▸ **Stated goal 1**: In the church sign post, why do the chickens mentioned fly better than the average chicken? Explain in one to three sentences.
▸ **Stated goal 2**: In the church sign post, what does the narrator always seem to have two jars of?
▸ **Stated goal 3**: Continue the church sign post from where it ends.

─── Document text

The Sign in Front of This One Church (With Extra Blasphemy!)

I just hope God’s refrigerator is neater than mine. I keep having to take stuff out and pile it on the counter to get to the stuff in the back. This also involved periodically opening containers to verify what’s in them, and then deciding whether it’s still worth keeping. Generally if it’s green and fuzzy it gets dumped in the trash. It gets difficult when I have a cold, because then the sniff test is unreliable.

Of course, God probably doesn’t have these problems. His fridge is probably always clean, with the leftovers in neatly labelled containers and only one jar of everything. (I always seem to have two jars of barbeque sauce. Admittedly they’re different flavors, but still…) I can’t picture Him standing there sniffing something and then turning to St. Peter and saying, “Does this smell okay to you?”

You’re thinking of Aracona chickens, Rue. They lay small eggs with muted pastel blue or green shells. Interestingly enough, these chickens are only partially domesticated as a breed, which means they fly better than the average chicken. No, they aren’t taking to the skys, but they will flutter up to the lower branches of a tree to roost.

──────
─── Entries supplied

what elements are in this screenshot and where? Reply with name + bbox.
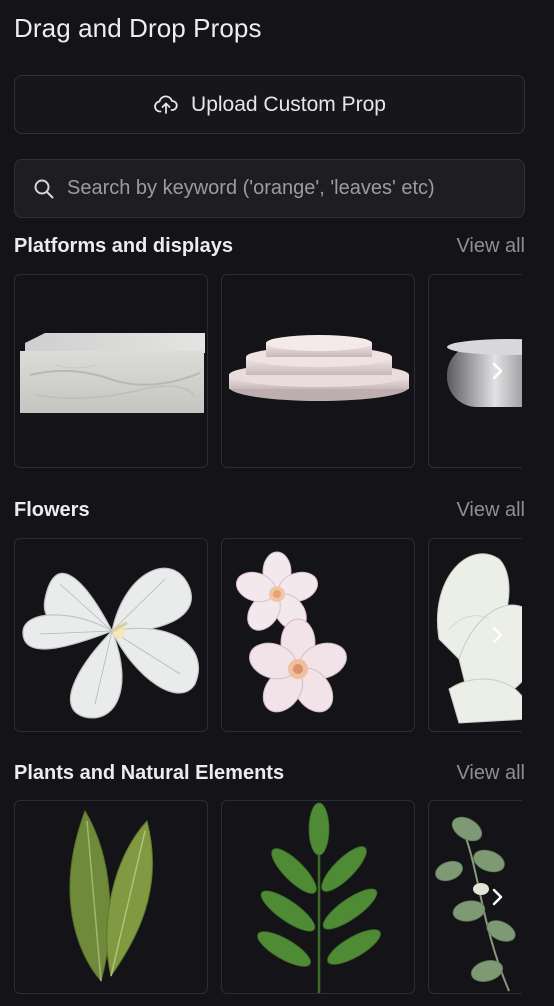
panel-title: Drag and Drop Props xyxy=(14,13,262,43)
prop-card-fern-branch[interactable] xyxy=(221,800,415,994)
section-title: Platforms and displays xyxy=(14,235,233,257)
section-title: Flowers xyxy=(14,499,90,521)
prop-card-round-pedestal[interactable] xyxy=(221,274,415,468)
view-all-platforms-link[interactable]: View all xyxy=(456,235,525,258)
prop-card-silver-tray[interactable] xyxy=(428,274,522,468)
chevron-right-icon[interactable] xyxy=(486,360,508,382)
cloud-upload-icon xyxy=(154,94,178,114)
section-plants-header: Plants and Natural Elements View all xyxy=(14,762,525,785)
plants-carousel xyxy=(14,800,524,994)
marble-block-image xyxy=(20,333,205,413)
hibiscus-image xyxy=(22,567,200,719)
section-platforms-header: Platforms and displays View all xyxy=(14,235,525,258)
chevron-right-icon[interactable] xyxy=(486,886,508,908)
search-field[interactable] xyxy=(14,159,525,218)
section-flowers-header: Flowers View all xyxy=(14,499,525,522)
view-all-plants-link[interactable]: View all xyxy=(456,762,525,785)
eucalyptus-image xyxy=(435,816,516,992)
prop-card-marble-block[interactable] xyxy=(14,274,208,468)
upload-custom-prop-button[interactable]: Upload Custom Prop xyxy=(14,75,525,134)
search-icon xyxy=(34,179,54,198)
upload-button-label: Upload Custom Prop xyxy=(191,92,386,116)
props-panel: Drag and Drop Props Upload Custom Prop P… xyxy=(0,0,554,1006)
chevron-right-icon[interactable] xyxy=(486,624,508,646)
green-leaves-image xyxy=(69,809,153,983)
platforms-carousel xyxy=(14,274,524,468)
prop-card-green-leaves[interactable] xyxy=(14,800,208,994)
prop-card-hibiscus[interactable] xyxy=(14,538,208,732)
cherry-blossom-image xyxy=(235,551,347,713)
view-all-flowers-link[interactable]: View all xyxy=(456,499,525,522)
round-pedestal-image xyxy=(229,335,409,401)
flowers-carousel xyxy=(14,538,524,732)
prop-card-cherry-blossom[interactable] xyxy=(221,538,415,732)
section-title: Plants and Natural Elements xyxy=(14,762,285,784)
silver-tray-image xyxy=(447,339,522,407)
prop-card-eucalyptus[interactable] xyxy=(428,800,522,994)
prop-card-magnolia[interactable] xyxy=(428,538,522,732)
search-input[interactable] xyxy=(67,177,524,200)
fern-branch-image xyxy=(257,802,381,993)
magnolia-image xyxy=(437,553,522,724)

──────

▸ **Right answer 1**: They fly better because they are only partially domesticated as a breed. That doesn't mean they take to the skies, but they will flutter up to the lower branches of a tree to roost.

▸ **Right answer 2**: Barbeque sauce.

▸ **Right answer 3**:
We used to have a flock of these chickens when I was younger. Along with the horses and the rats. And the dogs and cats and goats and guinea pigs and one pigeon and any snakes or toads or frogs we may have caught in the field or river, and two pigs. And of course, five girls. We used to refer to it as “The Motley Zoo”.

:smack: skies.

I can’t believe I did that. I must need more caffeine.

Now this really cracked me up! :smiley:

I haven’t had much refrigerant-related theology to discuss, but was shamed out of lurkdom by Rue’s empassioned plea on behalf of the puny Ex (who I adore, he just won’t give up pouting long enough to realize it). :slight_smile:

I’ve bought greenish brown eggs many times at the co-op. Easter eggs every day! They make whipping up an omlette a truly joyous experience.

Sorry about Parallex’s grandma! I’ve been to an Eastern Orthodox service and it is quite different (from the regular Catholic I’m used to.) No mention of refrigerator magnets then, though.

-Ellen. (whose fridge is festooned with drawings of mermaids and semi-tractor-trailers)

Was that with umlats (pardon my spelling) or without? Cause I can’t think of a better way to get this conversation back to thoughts of God’s fridge than some good old Dr Feelgood. Embarrasingly enough, I was actually a member of the Motley Crue (sorry, I don’t know how to do umlats, or even how to spell umlat, unless I just did) Fan Club back in my wilder days. Laugh if you must, but … um … You see, this is where I should put something defending myself, about how much their music rocks, how it changed my life, but I just can’t. Sorry, Crue, I guess I’m all grown up now.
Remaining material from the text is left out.